== Data rows

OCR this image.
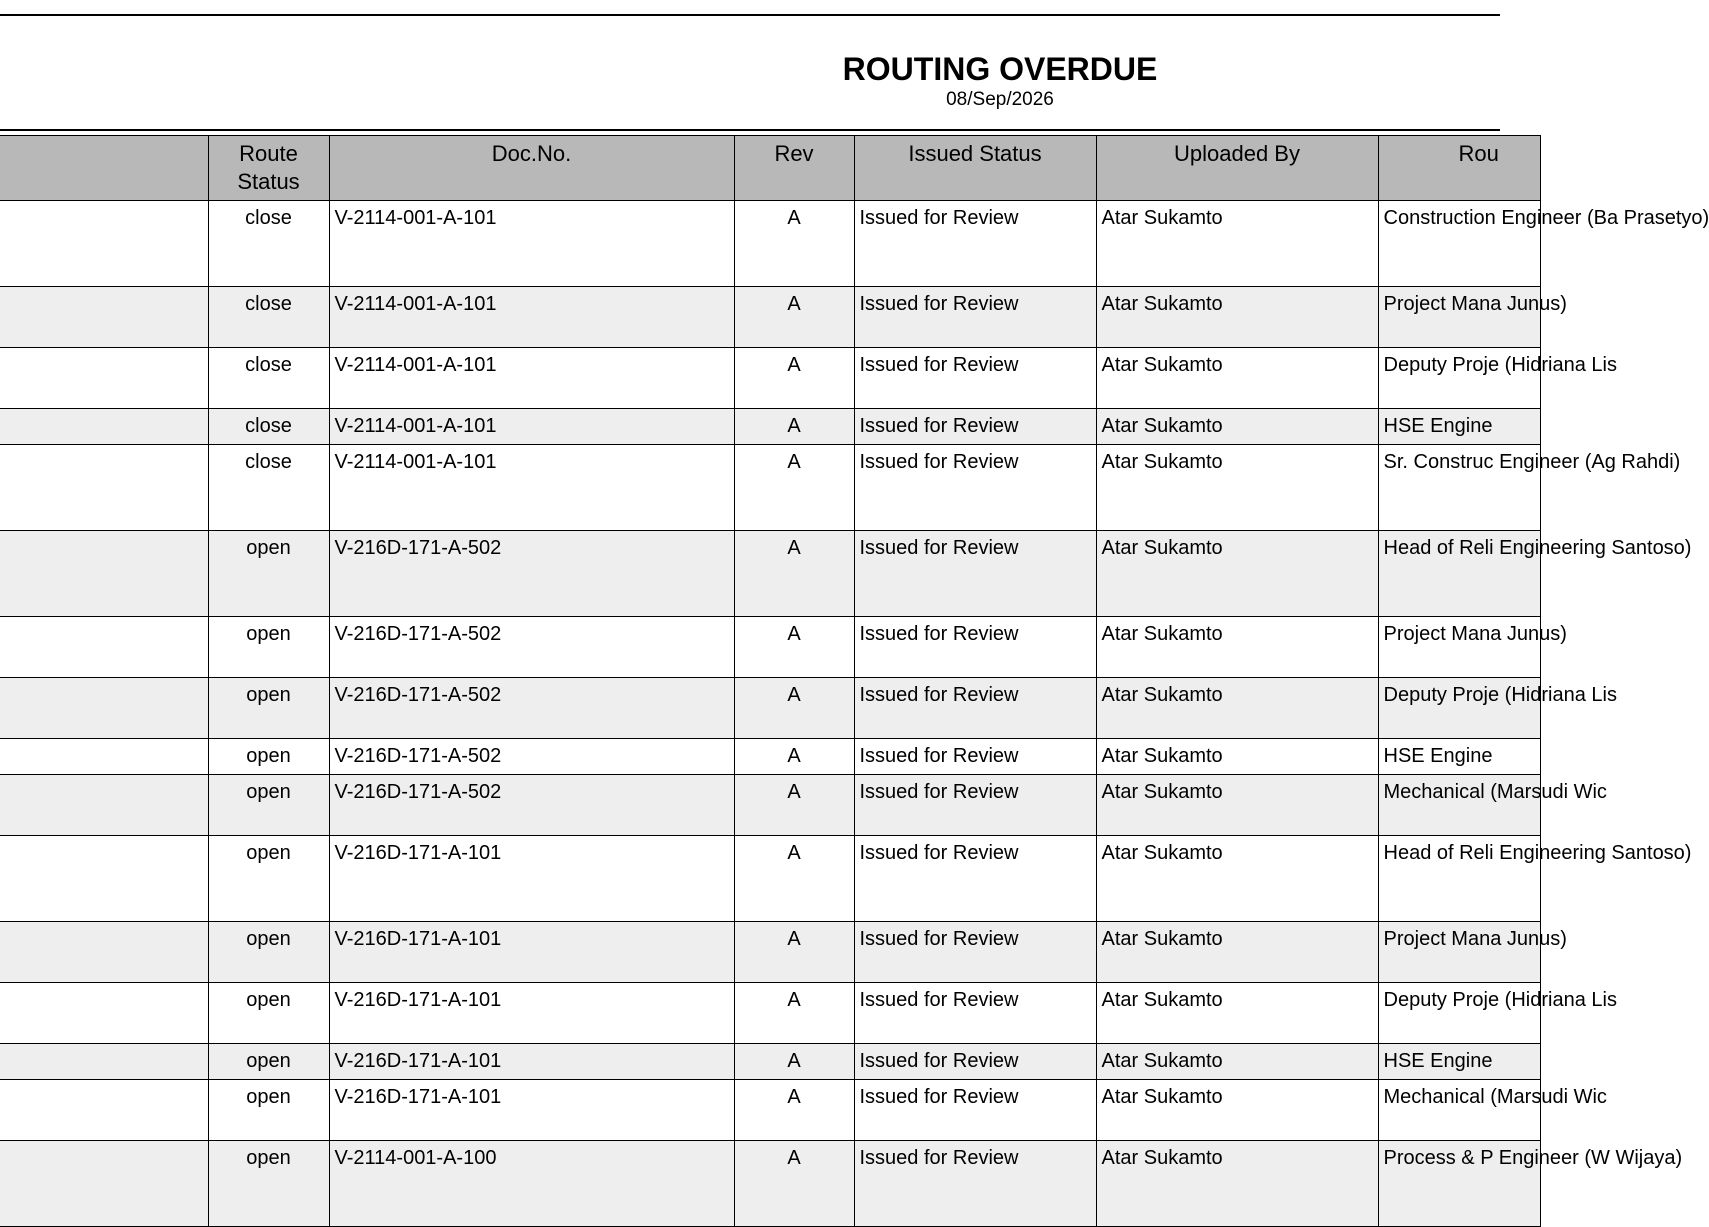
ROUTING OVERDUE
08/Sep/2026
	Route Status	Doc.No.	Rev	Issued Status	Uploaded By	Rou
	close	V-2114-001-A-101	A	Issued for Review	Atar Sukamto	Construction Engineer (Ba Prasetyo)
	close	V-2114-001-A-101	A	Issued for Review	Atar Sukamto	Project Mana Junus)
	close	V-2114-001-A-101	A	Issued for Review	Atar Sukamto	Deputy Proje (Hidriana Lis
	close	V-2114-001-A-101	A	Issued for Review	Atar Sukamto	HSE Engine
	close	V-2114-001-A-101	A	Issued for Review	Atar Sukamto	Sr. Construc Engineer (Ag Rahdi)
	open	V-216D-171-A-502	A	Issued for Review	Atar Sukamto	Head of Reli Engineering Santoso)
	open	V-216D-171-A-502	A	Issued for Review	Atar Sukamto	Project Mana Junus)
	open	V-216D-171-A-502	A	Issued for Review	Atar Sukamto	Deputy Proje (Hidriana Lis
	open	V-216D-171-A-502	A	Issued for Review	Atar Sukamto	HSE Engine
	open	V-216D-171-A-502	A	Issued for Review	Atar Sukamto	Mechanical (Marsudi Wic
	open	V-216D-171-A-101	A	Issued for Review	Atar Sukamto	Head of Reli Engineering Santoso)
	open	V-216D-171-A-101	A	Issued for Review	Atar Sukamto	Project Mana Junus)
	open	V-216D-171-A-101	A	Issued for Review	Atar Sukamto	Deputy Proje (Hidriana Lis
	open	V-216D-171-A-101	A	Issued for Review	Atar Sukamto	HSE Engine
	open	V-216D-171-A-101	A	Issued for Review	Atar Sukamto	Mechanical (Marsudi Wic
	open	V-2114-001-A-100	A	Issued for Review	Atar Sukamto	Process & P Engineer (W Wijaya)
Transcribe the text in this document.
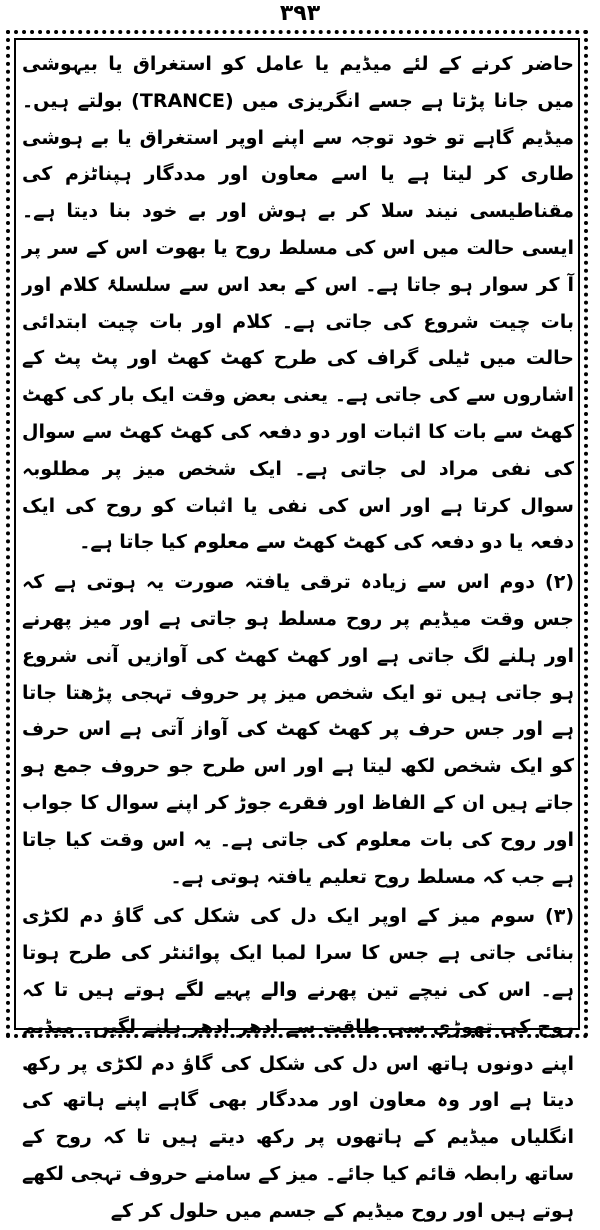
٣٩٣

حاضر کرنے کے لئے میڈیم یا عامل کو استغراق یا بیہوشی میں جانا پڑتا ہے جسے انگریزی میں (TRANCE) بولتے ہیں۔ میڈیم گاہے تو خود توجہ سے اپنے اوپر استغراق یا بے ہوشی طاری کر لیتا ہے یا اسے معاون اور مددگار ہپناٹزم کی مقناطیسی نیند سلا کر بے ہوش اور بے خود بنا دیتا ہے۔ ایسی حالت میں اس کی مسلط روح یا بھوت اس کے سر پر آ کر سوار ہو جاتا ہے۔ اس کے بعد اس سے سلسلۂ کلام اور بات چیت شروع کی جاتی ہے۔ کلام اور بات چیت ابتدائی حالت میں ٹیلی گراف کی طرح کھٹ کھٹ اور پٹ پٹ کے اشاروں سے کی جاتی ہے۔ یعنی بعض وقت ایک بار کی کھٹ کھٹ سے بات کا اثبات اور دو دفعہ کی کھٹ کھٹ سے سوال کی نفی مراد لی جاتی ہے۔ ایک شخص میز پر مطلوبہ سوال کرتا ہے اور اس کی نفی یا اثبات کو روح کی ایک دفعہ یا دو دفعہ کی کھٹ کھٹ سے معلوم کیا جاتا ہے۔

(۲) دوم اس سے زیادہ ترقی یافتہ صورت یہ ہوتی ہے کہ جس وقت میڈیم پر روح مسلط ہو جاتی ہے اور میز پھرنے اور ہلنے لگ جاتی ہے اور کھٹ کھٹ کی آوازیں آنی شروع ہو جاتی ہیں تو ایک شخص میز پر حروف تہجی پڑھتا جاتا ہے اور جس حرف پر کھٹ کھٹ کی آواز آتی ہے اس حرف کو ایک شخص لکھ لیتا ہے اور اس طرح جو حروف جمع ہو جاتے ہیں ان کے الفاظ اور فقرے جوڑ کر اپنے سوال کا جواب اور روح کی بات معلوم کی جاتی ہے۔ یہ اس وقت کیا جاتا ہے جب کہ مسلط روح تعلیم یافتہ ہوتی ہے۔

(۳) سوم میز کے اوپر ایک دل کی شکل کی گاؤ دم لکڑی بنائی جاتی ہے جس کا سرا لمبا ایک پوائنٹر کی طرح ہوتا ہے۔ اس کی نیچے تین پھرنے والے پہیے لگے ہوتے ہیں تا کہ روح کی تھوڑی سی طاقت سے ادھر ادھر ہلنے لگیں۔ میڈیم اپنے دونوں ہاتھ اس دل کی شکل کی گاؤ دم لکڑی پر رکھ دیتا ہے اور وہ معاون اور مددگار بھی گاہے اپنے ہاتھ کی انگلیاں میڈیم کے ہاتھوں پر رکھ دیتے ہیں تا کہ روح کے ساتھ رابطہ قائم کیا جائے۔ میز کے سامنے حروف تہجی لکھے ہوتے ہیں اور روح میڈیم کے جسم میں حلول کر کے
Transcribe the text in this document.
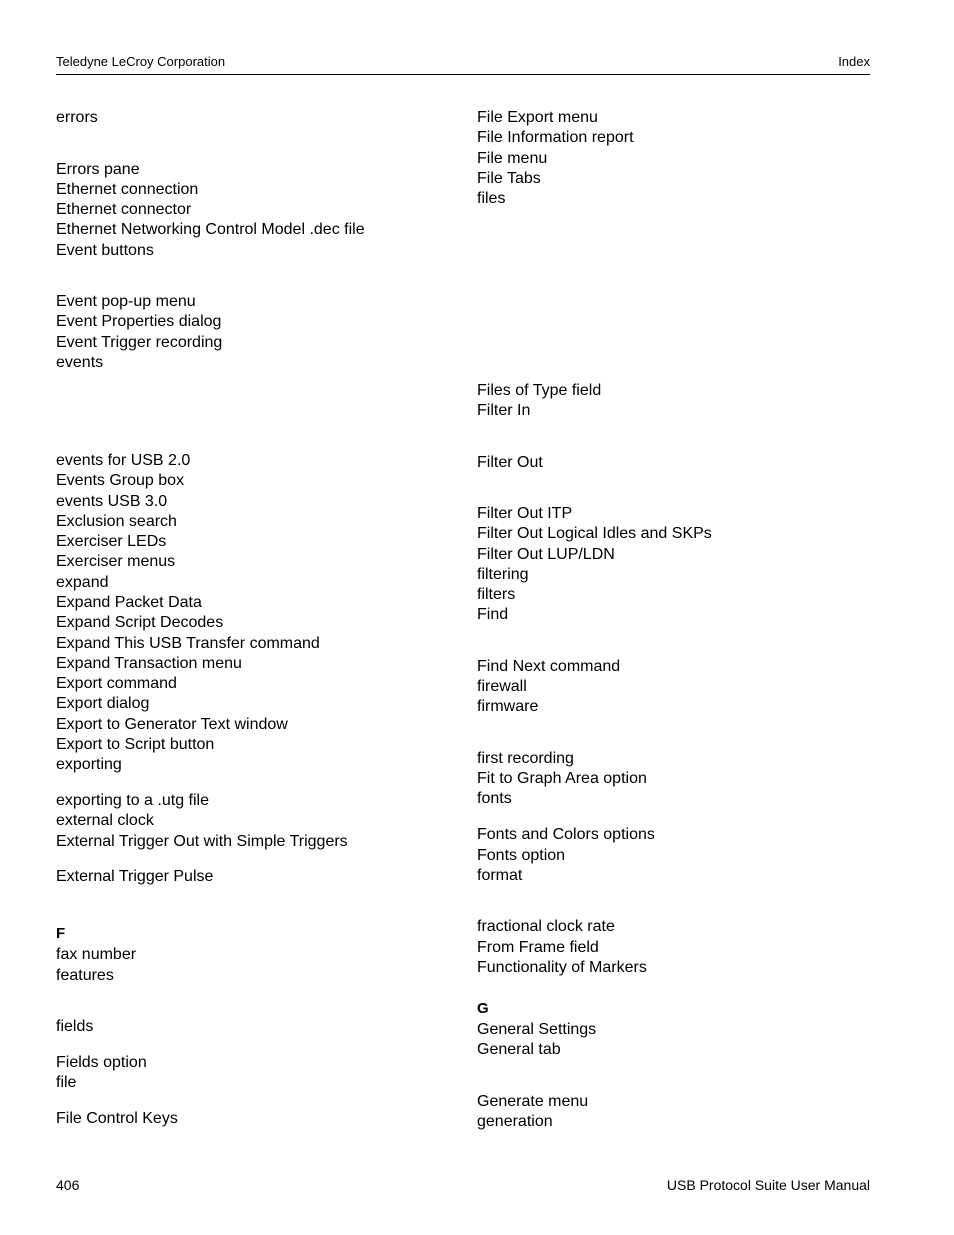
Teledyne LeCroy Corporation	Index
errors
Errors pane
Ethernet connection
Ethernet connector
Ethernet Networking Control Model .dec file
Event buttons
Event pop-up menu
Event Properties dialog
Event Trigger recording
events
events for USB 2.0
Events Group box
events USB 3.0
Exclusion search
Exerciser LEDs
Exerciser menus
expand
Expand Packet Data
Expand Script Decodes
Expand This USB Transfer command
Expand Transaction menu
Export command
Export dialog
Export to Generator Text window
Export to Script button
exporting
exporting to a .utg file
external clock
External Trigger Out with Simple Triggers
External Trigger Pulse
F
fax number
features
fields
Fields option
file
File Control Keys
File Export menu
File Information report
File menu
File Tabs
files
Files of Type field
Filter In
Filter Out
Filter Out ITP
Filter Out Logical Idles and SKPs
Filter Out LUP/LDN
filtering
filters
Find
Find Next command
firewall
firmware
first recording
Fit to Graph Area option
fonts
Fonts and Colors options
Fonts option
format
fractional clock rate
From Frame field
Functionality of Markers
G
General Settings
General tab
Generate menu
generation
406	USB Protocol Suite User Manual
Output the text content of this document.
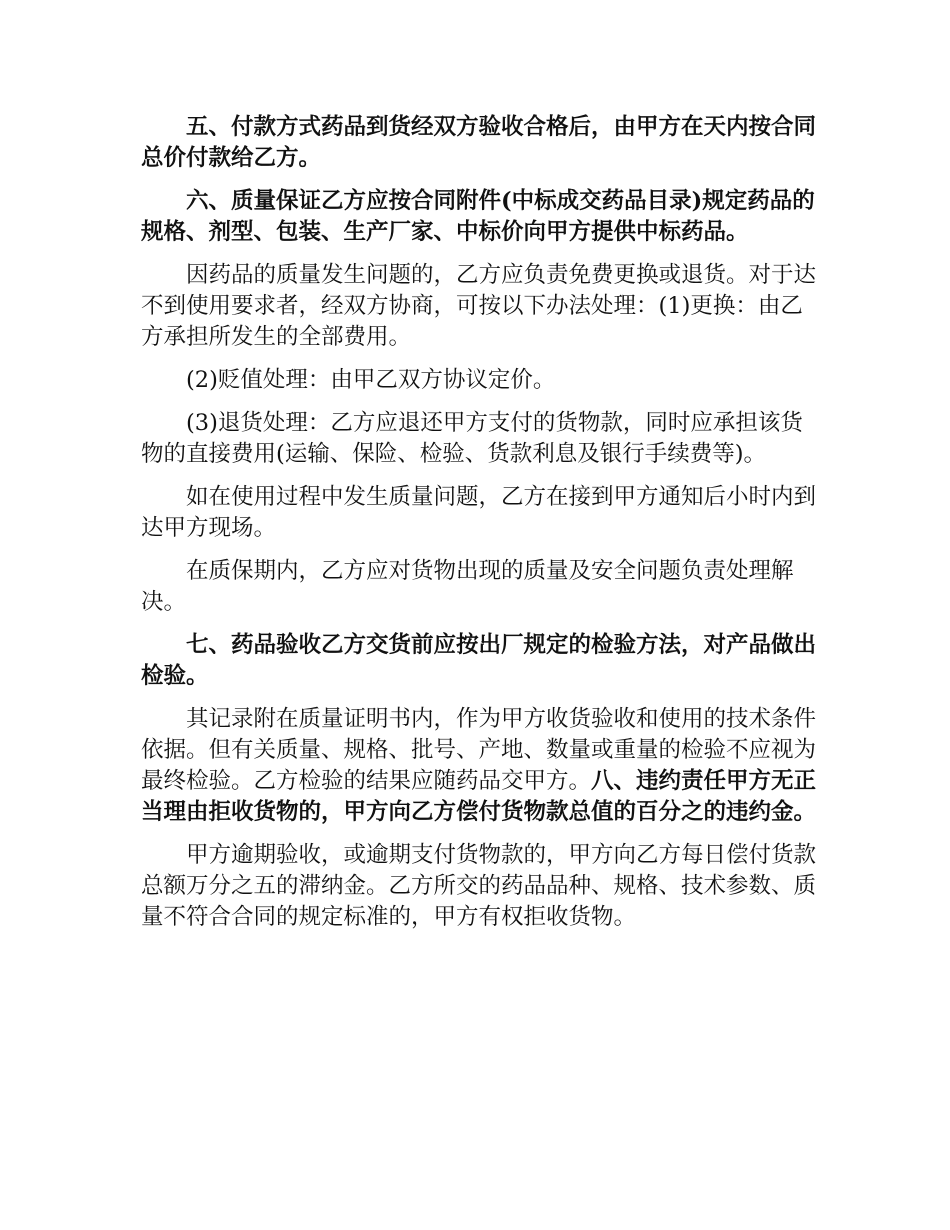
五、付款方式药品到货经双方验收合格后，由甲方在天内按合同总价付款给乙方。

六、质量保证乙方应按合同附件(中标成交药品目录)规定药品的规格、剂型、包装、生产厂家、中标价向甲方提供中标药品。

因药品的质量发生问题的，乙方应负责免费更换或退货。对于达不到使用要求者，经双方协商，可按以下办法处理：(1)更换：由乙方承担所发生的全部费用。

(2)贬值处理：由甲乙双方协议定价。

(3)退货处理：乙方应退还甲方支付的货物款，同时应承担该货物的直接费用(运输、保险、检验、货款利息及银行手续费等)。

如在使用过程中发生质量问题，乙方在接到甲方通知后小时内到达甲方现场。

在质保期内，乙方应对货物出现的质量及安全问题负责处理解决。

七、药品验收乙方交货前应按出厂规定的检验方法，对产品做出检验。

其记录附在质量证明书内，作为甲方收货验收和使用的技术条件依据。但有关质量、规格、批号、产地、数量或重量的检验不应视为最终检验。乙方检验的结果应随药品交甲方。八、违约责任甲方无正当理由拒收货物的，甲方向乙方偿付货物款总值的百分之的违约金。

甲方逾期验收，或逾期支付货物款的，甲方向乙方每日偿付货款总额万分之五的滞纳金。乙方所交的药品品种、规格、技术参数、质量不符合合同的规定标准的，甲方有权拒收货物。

====

§ Task brief
Going from the line with "Output the text content of this document." to the last line of the listing, write out each line exactly and nothing else. Leave out all pictures.

§ Complete answer
Output the text content of this document.
五、付款方式药品到货经双方验收合格后，由甲方在天内按合同总价付款给乙方。

六、质量保证乙方应按合同附件(中标成交药品目录)规定药品的规格、剂型、包装、生产厂家、中标价向甲方提供中标药品。

因药品的质量发生问题的，乙方应负责免费更换或退货。对于达不到使用要求者，经双方协商，可按以下办法处理：(1)更换：由乙方承担所发生的全部费用。

(2)贬值处理：由甲乙双方协议定价。

(3)退货处理：乙方应退还甲方支付的货物款，同时应承担该货物的直接费用(运输、保险、检验、货款利息及银行手续费等)。

如在使用过程中发生质量问题，乙方在接到甲方通知后小时内到达甲方现场。

在质保期内，乙方应对货物出现的质量及安全问题负责处理解决。

七、药品验收乙方交货前应按出厂规定的检验方法，对产品做出检验。

其记录附在质量证明书内，作为甲方收货验收和使用的技术条件依据。但有关质量、规格、批号、产地、数量或重量的检验不应视为最终检验。乙方检验的结果应随药品交甲方。八、违约责任甲方无正当理由拒收货物的，甲方向乙方偿付货物款总值的百分之的违约金。

甲方逾期验收，或逾期支付货物款的，甲方向乙方每日偿付货款总额万分之五的滞纳金。乙方所交的药品品种、规格、技术参数、质量不符合合同的规定标准的，甲方有权拒收货物。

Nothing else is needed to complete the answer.